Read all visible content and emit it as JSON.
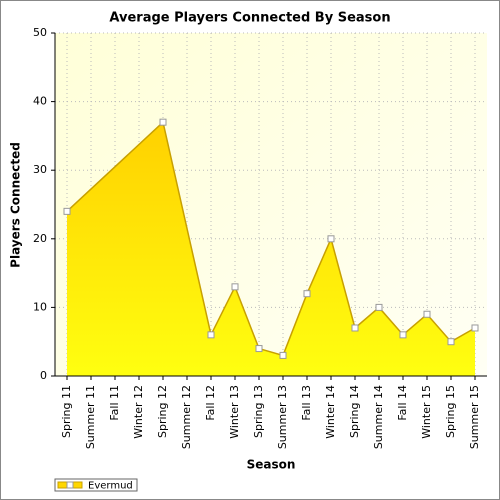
{
  "chart_data": {
    "type": "area",
    "title": "Average Players Connected By Season",
    "x_label": "Season",
    "y_label": "Players Connected",
    "categories": [
      "Spring 11",
      "Summer 11",
      "Fall 11",
      "Winter 12",
      "Spring 12",
      "Summer 12",
      "Fall 12",
      "Winter 13",
      "Spring 13",
      "Summer 13",
      "Fall 13",
      "Winter 14",
      "Spring 14",
      "Summer 14",
      "Fall 14",
      "Winter 15",
      "Spring 15",
      "Summer 15"
    ],
    "series": [
      {
        "name": "Evermud",
        "color": "#ffd700",
        "values": [
          24,
          null,
          null,
          null,
          37,
          null,
          6,
          13,
          4,
          3,
          12,
          20,
          7,
          10,
          6,
          9,
          5,
          7
        ]
      }
    ],
    "span_gaps": true,
    "ylim": [
      0,
      50
    ],
    "yticks": [
      0,
      10,
      20,
      30,
      40,
      50
    ],
    "grid": true,
    "legend": "bottom-left"
  }
}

^^^^^^^^^^^^^^^^

*Written instruction:* Report how many lines include the word "Winter". Give nothing but the number.

*Exercise answer:* 4